Direction: Starting from the line containing "Give me a plain-text", write out every remaining line exactly, the last one included.

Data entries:
────────────────────────────────────────

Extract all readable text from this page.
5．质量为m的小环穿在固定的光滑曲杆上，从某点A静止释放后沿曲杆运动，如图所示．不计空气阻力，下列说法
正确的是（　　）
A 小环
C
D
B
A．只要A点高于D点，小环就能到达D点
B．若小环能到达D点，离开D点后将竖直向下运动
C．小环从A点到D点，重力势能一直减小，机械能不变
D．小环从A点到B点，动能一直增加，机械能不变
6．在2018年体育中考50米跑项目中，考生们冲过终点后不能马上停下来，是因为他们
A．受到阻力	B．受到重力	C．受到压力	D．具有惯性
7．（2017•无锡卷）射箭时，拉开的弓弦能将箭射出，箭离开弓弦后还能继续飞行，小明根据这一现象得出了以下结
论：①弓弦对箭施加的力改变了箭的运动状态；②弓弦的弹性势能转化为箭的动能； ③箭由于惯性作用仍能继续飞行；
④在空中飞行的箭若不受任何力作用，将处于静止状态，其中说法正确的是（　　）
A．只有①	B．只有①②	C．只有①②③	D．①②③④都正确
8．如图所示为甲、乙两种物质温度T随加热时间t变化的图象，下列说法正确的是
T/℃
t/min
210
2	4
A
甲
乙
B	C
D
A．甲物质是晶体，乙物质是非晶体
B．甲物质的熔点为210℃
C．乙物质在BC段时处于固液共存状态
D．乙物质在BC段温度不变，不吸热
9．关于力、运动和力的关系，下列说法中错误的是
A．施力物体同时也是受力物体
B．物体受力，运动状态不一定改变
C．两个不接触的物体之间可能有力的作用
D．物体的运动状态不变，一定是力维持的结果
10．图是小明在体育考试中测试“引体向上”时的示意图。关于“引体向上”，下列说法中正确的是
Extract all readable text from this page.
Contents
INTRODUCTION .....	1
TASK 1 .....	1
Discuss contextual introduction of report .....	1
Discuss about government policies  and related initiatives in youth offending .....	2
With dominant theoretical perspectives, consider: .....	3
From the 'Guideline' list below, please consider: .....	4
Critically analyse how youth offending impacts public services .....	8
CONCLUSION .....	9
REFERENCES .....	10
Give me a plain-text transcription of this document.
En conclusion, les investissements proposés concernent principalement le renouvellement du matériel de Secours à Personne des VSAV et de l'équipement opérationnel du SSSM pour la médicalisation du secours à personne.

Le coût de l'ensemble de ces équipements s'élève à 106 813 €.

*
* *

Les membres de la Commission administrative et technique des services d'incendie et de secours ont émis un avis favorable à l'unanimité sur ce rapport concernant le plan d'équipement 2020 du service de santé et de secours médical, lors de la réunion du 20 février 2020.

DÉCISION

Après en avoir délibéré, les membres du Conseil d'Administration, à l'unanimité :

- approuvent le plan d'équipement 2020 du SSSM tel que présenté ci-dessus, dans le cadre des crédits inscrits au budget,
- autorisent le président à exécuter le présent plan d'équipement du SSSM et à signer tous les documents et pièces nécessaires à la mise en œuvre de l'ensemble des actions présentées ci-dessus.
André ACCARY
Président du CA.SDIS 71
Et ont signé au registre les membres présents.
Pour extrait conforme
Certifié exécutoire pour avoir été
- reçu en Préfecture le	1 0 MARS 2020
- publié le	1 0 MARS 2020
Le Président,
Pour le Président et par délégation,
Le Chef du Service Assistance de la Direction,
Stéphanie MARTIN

────────────────────────────────────────

Solution below:
Give me a plain-text transcription of this document.
En conclusion, les investissements proposés concernent principalement le renouvellement du matériel de Secours à Personne des VSAV et de l'équipement opérationnel du SSSM pour la médicalisation du secours à personne.

Le coût de l'ensemble de ces équipements s'élève à 106 813 €.

*
* *

Les membres de la Commission administrative et technique des services d'incendie et de secours ont émis un avis favorable à l'unanimité sur ce rapport concernant le plan d'équipement 2020 du service de santé et de secours médical, lors de la réunion du 20 février 2020.

DÉCISION

Après en avoir délibéré, les membres du Conseil d'Administration, à l'unanimité :

- approuvent le plan d'équipement 2020 du SSSM tel que présenté ci-dessus, dans le cadre des crédits inscrits au budget,
- autorisent le président à exécuter le présent plan d'équipement du SSSM et à signer tous les documents et pièces nécessaires à la mise en œuvre de l'ensemble des actions présentées ci-dessus.
André ACCARY
Président du CA.SDIS 71
Et ont signé au registre les membres présents.
Pour extrait conforme
Certifié exécutoire pour avoir été
- reçu en Préfecture le	1 0 MARS 2020
- publié le	1 0 MARS 2020
Le Président,
Pour le Président et par délégation,
Le Chef du Service Assistance de la Direction,
Stéphanie MARTIN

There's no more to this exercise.